WRITTEN REQUEST:
Find every line of the listing below where "name" appears, and copy it.

* start EXERCISE INPUTS *

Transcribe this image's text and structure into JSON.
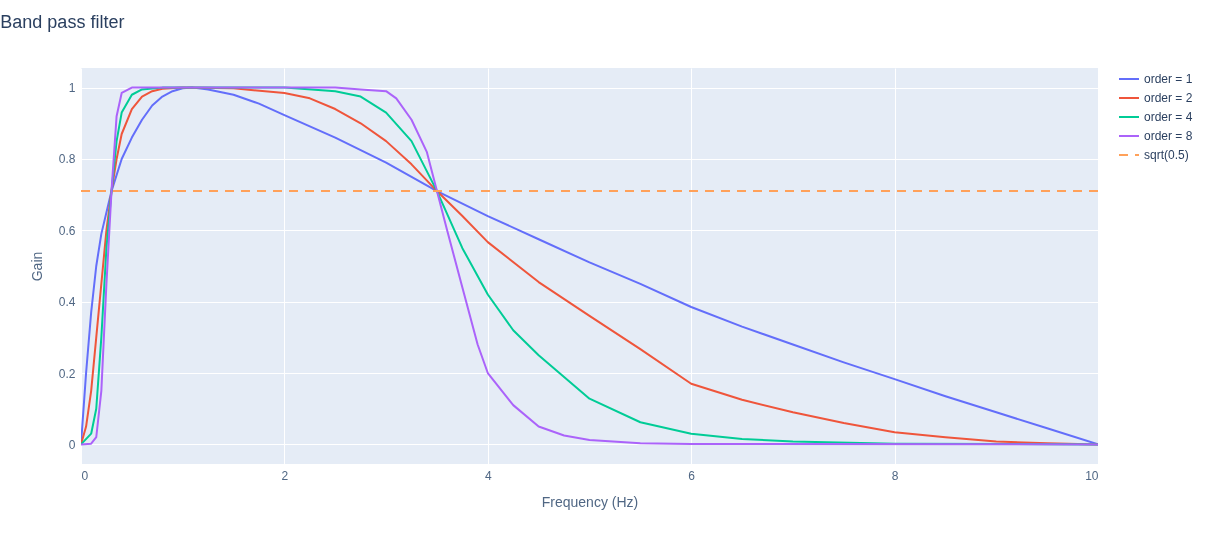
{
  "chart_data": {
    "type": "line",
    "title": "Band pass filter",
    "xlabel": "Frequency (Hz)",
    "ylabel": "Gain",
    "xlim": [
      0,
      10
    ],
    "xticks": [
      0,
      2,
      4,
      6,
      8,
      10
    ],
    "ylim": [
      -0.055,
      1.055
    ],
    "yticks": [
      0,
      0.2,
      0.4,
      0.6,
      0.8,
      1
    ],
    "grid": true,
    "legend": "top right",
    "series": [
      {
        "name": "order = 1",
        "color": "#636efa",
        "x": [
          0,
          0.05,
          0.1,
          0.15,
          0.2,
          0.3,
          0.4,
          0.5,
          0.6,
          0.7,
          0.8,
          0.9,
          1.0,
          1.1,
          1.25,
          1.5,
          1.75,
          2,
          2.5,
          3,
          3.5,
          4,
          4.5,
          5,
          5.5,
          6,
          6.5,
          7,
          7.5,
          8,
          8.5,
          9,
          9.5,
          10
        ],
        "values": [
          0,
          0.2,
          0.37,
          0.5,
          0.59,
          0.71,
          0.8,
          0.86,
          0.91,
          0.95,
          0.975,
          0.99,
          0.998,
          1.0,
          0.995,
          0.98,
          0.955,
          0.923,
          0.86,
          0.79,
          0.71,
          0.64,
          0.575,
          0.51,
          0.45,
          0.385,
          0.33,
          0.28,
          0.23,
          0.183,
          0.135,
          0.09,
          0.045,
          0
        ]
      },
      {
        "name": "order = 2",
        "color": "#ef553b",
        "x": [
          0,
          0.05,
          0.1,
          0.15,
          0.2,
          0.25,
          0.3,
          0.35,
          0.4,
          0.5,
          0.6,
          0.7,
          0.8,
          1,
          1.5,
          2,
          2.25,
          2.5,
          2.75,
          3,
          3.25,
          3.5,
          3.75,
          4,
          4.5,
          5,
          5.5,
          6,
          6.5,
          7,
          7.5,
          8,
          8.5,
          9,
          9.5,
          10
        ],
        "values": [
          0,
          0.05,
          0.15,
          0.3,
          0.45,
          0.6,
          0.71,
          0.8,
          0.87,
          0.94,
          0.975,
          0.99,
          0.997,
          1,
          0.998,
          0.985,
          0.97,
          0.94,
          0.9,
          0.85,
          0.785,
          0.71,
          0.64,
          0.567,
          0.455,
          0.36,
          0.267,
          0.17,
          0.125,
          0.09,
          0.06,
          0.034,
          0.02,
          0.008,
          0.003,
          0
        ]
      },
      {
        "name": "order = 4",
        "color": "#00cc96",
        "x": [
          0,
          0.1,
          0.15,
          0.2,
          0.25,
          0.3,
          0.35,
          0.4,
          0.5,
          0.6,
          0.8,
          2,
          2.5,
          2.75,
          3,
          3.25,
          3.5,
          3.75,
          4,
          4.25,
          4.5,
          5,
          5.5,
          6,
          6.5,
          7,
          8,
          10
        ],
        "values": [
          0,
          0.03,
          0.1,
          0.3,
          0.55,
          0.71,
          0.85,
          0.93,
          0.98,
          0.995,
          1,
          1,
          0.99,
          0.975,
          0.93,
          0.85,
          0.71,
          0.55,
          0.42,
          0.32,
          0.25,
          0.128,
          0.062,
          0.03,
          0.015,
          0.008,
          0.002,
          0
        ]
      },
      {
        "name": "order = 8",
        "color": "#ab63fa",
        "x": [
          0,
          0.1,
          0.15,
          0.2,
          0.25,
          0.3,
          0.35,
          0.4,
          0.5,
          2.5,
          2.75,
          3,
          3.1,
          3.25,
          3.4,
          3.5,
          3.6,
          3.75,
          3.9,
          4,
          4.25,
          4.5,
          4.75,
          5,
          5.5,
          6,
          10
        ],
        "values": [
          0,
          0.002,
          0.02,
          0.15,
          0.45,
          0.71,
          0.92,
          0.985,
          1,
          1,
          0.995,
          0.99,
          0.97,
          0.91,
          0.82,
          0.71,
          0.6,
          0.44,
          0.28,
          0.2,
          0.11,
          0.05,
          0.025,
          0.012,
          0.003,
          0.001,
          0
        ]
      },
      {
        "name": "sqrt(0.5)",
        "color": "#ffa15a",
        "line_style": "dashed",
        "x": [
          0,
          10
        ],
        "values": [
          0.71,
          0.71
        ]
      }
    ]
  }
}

* end EXERCISE INPUTS *
* start EXERCISE INPUTS *

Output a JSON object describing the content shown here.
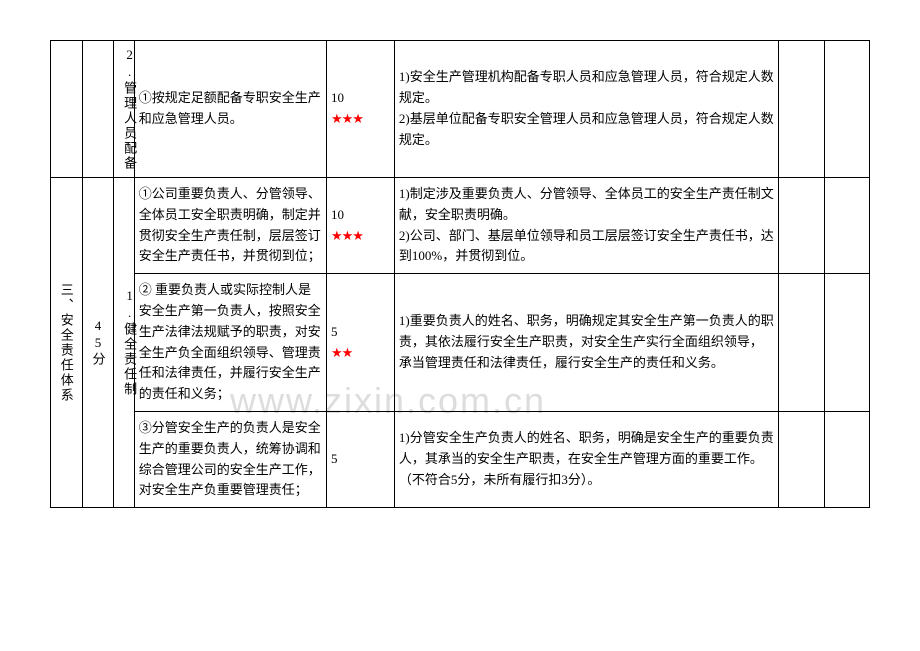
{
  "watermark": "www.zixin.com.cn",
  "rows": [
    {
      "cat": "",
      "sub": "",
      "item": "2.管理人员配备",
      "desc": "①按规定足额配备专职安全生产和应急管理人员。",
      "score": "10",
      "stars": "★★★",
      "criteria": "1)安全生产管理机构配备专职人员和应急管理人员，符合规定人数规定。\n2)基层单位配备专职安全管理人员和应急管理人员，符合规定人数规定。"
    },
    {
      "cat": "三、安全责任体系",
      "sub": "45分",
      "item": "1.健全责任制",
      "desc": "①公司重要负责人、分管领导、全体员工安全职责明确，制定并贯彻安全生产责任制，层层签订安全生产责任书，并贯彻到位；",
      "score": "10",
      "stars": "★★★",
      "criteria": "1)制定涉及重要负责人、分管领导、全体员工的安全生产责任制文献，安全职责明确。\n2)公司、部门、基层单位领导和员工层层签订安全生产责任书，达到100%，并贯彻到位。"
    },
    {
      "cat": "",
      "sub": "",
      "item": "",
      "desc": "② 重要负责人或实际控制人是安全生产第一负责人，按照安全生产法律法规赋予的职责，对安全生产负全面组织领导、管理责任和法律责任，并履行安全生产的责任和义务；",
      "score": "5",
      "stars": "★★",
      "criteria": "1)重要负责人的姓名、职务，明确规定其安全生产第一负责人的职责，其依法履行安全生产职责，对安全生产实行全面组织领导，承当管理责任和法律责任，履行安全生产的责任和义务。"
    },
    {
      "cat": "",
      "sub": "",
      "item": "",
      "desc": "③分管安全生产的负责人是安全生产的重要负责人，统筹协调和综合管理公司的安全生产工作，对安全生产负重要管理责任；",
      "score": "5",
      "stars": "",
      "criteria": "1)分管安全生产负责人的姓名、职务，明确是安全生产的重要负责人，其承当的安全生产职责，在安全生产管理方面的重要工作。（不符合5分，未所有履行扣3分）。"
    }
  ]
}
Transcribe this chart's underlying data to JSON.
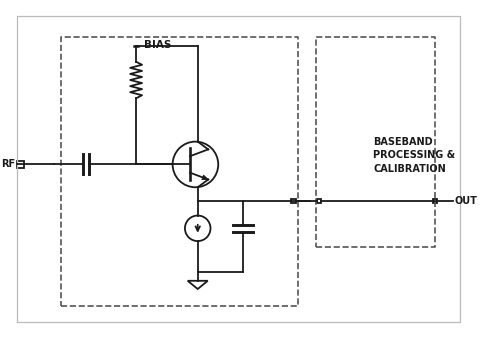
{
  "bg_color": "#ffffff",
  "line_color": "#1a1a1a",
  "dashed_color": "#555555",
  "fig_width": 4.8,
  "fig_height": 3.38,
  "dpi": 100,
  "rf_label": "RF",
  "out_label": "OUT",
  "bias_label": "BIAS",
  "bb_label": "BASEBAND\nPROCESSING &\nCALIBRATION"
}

* end EXERCISE INPUTS *

RESPONSE BELOW:
        "name": "order = 1",
        "name": "order = 2",
        "name": "order = 4",
        "name": "order = 8",
        "name": "sqrt(0.5)",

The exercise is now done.